::: DATA PROVIDED :::
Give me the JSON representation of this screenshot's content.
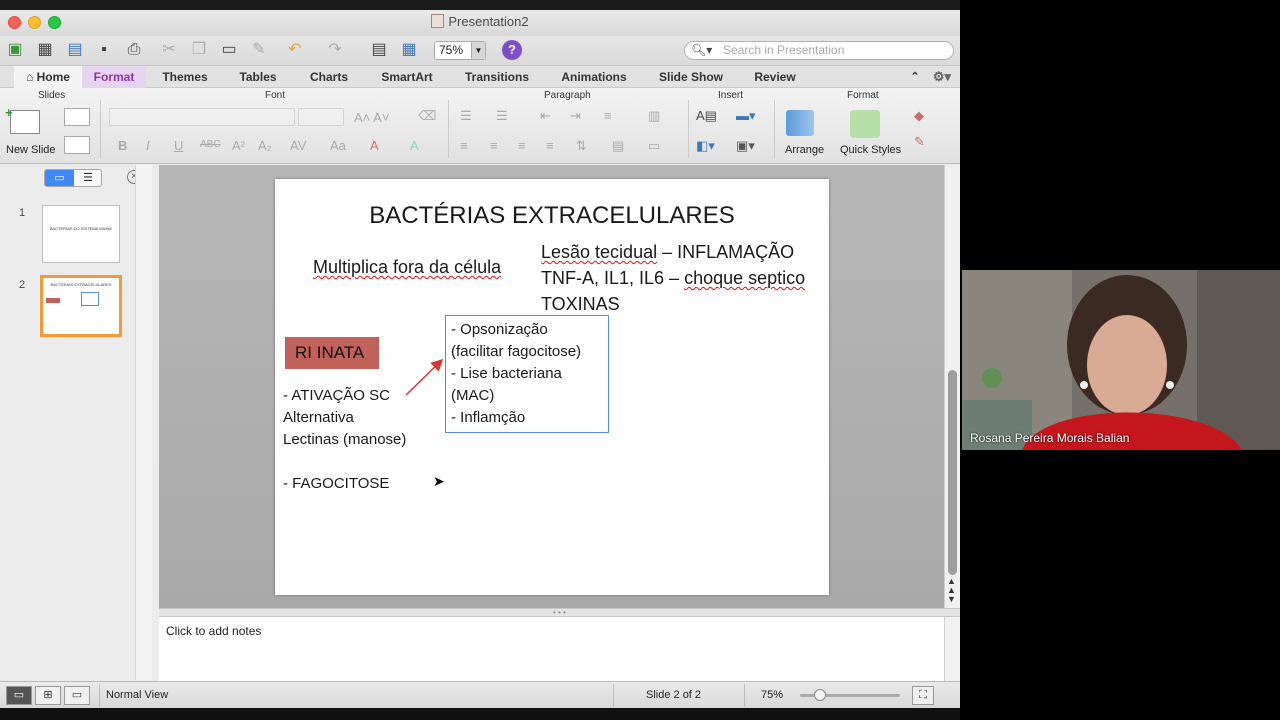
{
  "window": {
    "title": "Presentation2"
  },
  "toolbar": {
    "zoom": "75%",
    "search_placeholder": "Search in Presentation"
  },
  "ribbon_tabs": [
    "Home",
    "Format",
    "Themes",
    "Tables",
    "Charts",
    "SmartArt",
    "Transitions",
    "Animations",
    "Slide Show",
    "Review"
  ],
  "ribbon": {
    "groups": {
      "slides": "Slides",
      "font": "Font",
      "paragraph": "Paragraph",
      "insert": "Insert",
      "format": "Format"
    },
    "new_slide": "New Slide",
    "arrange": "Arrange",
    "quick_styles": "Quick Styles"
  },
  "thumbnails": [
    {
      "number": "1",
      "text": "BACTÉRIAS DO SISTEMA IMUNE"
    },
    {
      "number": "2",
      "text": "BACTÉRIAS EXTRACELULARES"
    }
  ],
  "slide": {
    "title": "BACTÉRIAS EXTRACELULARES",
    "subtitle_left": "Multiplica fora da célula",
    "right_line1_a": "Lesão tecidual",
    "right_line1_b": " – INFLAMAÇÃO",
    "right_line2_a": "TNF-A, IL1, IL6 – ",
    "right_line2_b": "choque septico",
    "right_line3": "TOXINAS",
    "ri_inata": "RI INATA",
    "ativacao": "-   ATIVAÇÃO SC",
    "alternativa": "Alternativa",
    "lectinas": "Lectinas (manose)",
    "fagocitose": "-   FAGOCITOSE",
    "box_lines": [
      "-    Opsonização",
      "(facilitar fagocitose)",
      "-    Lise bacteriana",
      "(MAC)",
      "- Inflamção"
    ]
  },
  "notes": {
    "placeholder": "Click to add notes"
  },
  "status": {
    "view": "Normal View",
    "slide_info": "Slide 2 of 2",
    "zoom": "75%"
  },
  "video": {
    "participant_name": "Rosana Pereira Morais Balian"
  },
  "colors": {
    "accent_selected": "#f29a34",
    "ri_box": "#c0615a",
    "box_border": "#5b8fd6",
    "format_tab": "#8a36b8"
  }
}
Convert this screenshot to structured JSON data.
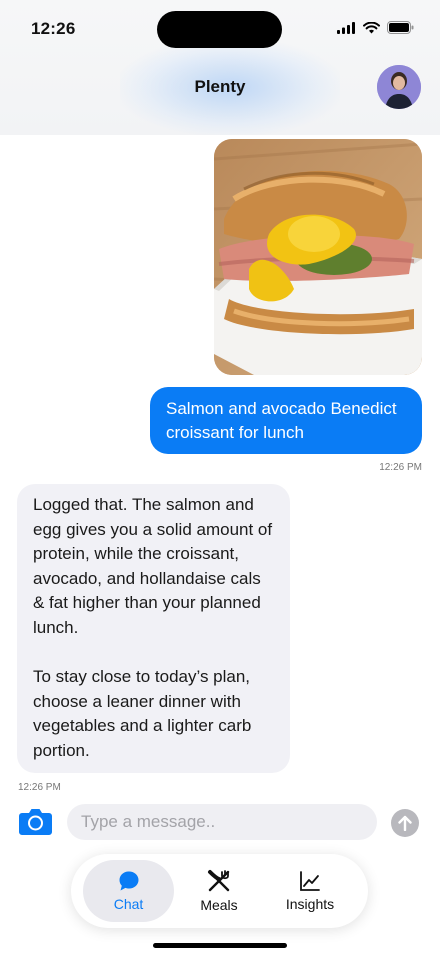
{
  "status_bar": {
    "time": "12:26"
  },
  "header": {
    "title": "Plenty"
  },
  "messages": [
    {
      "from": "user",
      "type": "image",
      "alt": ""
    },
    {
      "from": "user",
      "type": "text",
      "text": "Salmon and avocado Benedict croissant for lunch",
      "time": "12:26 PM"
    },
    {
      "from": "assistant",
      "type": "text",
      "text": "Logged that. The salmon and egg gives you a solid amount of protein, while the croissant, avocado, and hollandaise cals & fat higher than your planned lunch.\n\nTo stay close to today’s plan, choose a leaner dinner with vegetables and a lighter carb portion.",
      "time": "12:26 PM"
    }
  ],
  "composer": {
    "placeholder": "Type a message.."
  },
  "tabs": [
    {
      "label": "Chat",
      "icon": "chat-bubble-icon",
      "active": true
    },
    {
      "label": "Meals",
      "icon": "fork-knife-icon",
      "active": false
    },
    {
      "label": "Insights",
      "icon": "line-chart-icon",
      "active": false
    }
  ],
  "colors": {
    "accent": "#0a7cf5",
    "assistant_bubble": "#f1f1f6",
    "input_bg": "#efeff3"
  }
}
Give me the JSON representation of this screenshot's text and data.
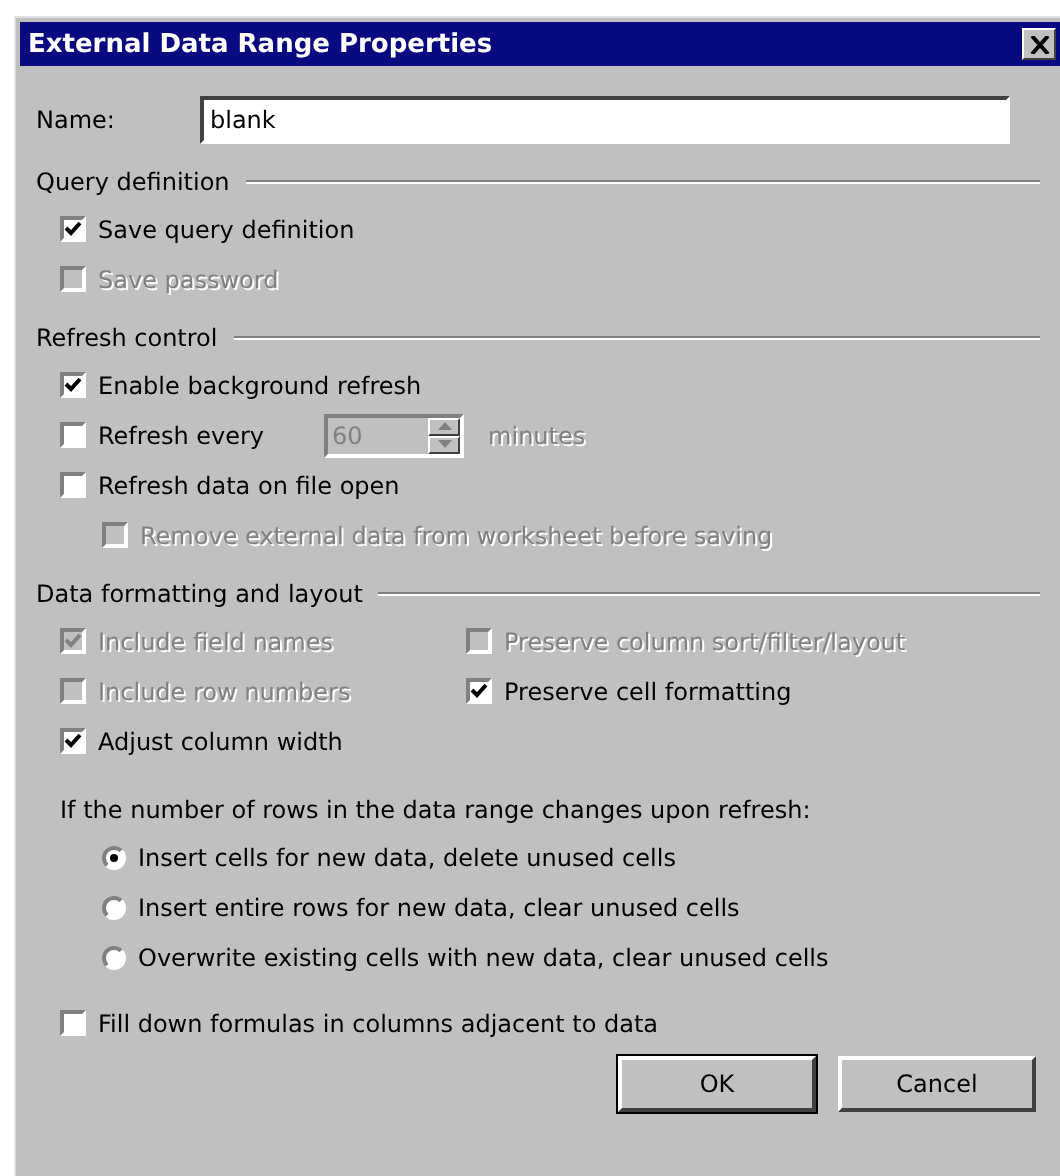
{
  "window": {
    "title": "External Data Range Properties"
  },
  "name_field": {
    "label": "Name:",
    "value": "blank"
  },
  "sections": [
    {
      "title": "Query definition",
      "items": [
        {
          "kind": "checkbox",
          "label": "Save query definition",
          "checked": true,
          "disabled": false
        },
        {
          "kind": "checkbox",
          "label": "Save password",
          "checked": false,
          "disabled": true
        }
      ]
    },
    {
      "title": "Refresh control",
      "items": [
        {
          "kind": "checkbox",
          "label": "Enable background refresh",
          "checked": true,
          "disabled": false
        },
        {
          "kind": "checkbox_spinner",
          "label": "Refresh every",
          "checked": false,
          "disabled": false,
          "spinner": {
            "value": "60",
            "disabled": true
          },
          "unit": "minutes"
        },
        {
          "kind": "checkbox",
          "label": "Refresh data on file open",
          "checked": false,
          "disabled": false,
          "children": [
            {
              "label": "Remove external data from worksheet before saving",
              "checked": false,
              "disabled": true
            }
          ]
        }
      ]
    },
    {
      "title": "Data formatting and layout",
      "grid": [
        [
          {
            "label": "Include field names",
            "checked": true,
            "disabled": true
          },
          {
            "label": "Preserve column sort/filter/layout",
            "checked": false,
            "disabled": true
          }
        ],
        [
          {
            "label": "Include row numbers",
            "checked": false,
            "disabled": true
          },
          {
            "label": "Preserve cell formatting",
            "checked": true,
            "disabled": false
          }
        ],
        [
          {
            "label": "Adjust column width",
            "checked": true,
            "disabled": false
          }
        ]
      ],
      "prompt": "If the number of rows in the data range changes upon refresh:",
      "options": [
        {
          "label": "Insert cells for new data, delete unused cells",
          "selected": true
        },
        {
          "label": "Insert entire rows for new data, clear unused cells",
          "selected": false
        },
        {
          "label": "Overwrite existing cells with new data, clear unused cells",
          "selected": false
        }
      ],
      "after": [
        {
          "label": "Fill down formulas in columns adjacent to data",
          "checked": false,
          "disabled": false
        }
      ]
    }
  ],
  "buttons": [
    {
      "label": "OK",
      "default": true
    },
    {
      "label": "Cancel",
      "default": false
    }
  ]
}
:::
WORK REQUEST: Every record above should be transcribed exactly; the pictures stay out of the copy.

ANSWER TO THIS EXERCISE:
Give me the JSON representation of this screenshot's content.
{
  "window": {
    "title": "Presentation2"
  },
  "toolbar": {
    "zoom": "75%",
    "search_placeholder": "Search in Presentation"
  },
  "ribbon_tabs": [
    "Home",
    "Format",
    "Themes",
    "Tables",
    "Charts",
    "SmartArt",
    "Transitions",
    "Animations",
    "Slide Show",
    "Review"
  ],
  "ribbon": {
    "groups": {
      "slides": "Slides",
      "font": "Font",
      "paragraph": "Paragraph",
      "insert": "Insert",
      "format": "Format"
    },
    "new_slide": "New Slide",
    "arrange": "Arrange",
    "quick_styles": "Quick Styles"
  },
  "thumbnails": [
    {
      "number": "1",
      "text": "BACTÉRIAS DO SISTEMA IMUNE"
    },
    {
      "number": "2",
      "text": "BACTÉRIAS EXTRACELULARES"
    }
  ],
  "slide": {
    "title": "BACTÉRIAS EXTRACELULARES",
    "subtitle_left": "Multiplica fora da célula",
    "right_line1_a": "Lesão tecidual",
    "right_line1_b": " – INFLAMAÇÃO",
    "right_line2_a": "TNF-A, IL1, IL6 – ",
    "right_line2_b": "choque septico",
    "right_line3": "TOXINAS",
    "ri_inata": "RI INATA",
    "ativacao": "-   ATIVAÇÃO SC",
    "alternativa": "Alternativa",
    "lectinas": "Lectinas (manose)",
    "fagocitose": "-   FAGOCITOSE",
    "box_lines": [
      "-    Opsonização",
      "(facilitar fagocitose)",
      "-    Lise bacteriana",
      "(MAC)",
      "- Inflamção"
    ]
  },
  "notes": {
    "placeholder": "Click to add notes"
  },
  "status": {
    "view": "Normal View",
    "slide_info": "Slide 2 of 2",
    "zoom": "75%"
  },
  "video": {
    "participant_name": "Rosana Pereira Morais Balian"
  },
  "colors": {
    "accent_selected": "#f29a34",
    "ri_box": "#c0615a",
    "box_border": "#5b8fd6",
    "format_tab": "#8a36b8"
  }
}
Convert this screenshot to structured JSON data.
{
  "status_bar": {
    "time": "12:26"
  },
  "header": {
    "title": "Plenty"
  },
  "messages": [
    {
      "from": "user",
      "type": "image",
      "alt": ""
    },
    {
      "from": "user",
      "type": "text",
      "text": "Salmon and avocado Benedict croissant for lunch",
      "time": "12:26 PM"
    },
    {
      "from": "assistant",
      "type": "text",
      "text": "Logged that. The salmon and egg gives you a solid amount of protein, while the croissant, avocado, and hollandaise cals & fat higher than your planned lunch.\n\nTo stay close to today’s plan, choose a leaner dinner with vegetables and a lighter carb portion.",
      "time": "12:26 PM"
    }
  ],
  "composer": {
    "placeholder": "Type a message.."
  },
  "tabs": [
    {
      "label": "Chat",
      "icon": "chat-bubble-icon",
      "active": true
    },
    {
      "label": "Meals",
      "icon": "fork-knife-icon",
      "active": false
    },
    {
      "label": "Insights",
      "icon": "line-chart-icon",
      "active": false
    }
  ],
  "colors": {
    "accent": "#0a7cf5",
    "assistant_bubble": "#f1f1f6",
    "input_bg": "#efeff3"
  }
}
Give me the JSON representation of this screenshot's text and data.
{
  "window": {
    "title": "External Data Range Properties"
  },
  "name_field": {
    "label": "Name:",
    "value": "blank"
  },
  "sections": [
    {
      "title": "Query definition",
      "items": [
        {
          "kind": "checkbox",
          "label": "Save query definition",
          "checked": true,
          "disabled": false
        },
        {
          "kind": "checkbox",
          "label": "Save password",
          "checked": false,
          "disabled": true
        }
      ]
    },
    {
      "title": "Refresh control",
      "items": [
        {
          "kind": "checkbox",
          "label": "Enable background refresh",
          "checked": true,
          "disabled": false
        },
        {
          "kind": "checkbox_spinner",
          "label": "Refresh every",
          "checked": false,
          "disabled": false,
          "spinner": {
            "value": "60",
            "disabled": true
          },
          "unit": "minutes"
        },
        {
          "kind": "checkbox",
          "label": "Refresh data on file open",
          "checked": false,
          "disabled": false,
          "children": [
            {
              "label": "Remove external data from worksheet before saving",
              "checked": false,
              "disabled": true
            }
          ]
        }
      ]
    },
    {
      "title": "Data formatting and layout",
      "grid": [
        [
          {
            "label": "Include field names",
            "checked": true,
            "disabled": true
          },
          {
            "label": "Preserve column sort/filter/layout",
            "checked": false,
            "disabled": true
          }
        ],
        [
          {
            "label": "Include row numbers",
            "checked": false,
            "disabled": true
          },
          {
            "label": "Preserve cell formatting",
            "checked": true,
            "disabled": false
          }
        ],
        [
          {
            "label": "Adjust column width",
            "checked": true,
            "disabled": false
          }
        ]
      ],
      "prompt": "If the number of rows in the data range changes upon refresh:",
      "options": [
        {
          "label": "Insert cells for new data, delete unused cells",
          "selected": true
        },
        {
          "label": "Insert entire rows for new data, clear unused cells",
          "selected": false
        },
        {
          "label": "Overwrite existing cells with new data, clear unused cells",
          "selected": false
        }
      ],
      "after": [
        {
          "label": "Fill down formulas in columns adjacent to data",
          "checked": false,
          "disabled": false
        }
      ]
    }
  ],
  "buttons": [
    {
      "label": "OK",
      "default": true
    },
    {
      "label": "Cancel",
      "default": false
    }
  ]
}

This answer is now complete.